Set problem
Return, word for word, every line that follows.

═════ Data supplied ═════

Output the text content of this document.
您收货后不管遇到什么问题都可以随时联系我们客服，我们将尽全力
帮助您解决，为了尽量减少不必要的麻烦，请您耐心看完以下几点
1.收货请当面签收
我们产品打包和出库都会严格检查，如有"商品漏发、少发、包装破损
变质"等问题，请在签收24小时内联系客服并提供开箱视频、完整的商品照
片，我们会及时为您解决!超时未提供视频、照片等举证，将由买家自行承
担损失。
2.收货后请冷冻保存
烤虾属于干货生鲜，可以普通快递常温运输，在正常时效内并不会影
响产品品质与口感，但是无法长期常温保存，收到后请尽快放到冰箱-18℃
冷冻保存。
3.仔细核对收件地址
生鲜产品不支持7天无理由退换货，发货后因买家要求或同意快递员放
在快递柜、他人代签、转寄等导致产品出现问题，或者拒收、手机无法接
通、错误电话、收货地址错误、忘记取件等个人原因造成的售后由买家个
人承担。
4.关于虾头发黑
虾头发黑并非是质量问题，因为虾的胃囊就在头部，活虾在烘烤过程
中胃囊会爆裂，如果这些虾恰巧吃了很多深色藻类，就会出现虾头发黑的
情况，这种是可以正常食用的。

═════

Full solution
Output the text content of this document.
您收货后不管遇到什么问题都可以随时联系我们客服，我们将尽全力
帮助您解决，为了尽量减少不必要的麻烦，请您耐心看完以下几点
1.收货请当面签收
我们产品打包和出库都会严格检查，如有"商品漏发、少发、包装破损
变质"等问题，请在签收24小时内联系客服并提供开箱视频、完整的商品照
片，我们会及时为您解决!超时未提供视频、照片等举证，将由买家自行承
担损失。
2.收货后请冷冻保存
烤虾属于干货生鲜，可以普通快递常温运输，在正常时效内并不会影
响产品品质与口感，但是无法长期常温保存，收到后请尽快放到冰箱-18℃
冷冻保存。
3.仔细核对收件地址
生鲜产品不支持7天无理由退换货，发货后因买家要求或同意快递员放
在快递柜、他人代签、转寄等导致产品出现问题，或者拒收、手机无法接
通、错误电话、收货地址错误、忘记取件等个人原因造成的售后由买家个
人承担。
4.关于虾头发黑
虾头发黑并非是质量问题，因为虾的胃囊就在头部，活虾在烘烤过程
中胃囊会爆裂，如果这些虾恰巧吃了很多深色藻类，就会出现虾头发黑的
情况，这种是可以正常食用的。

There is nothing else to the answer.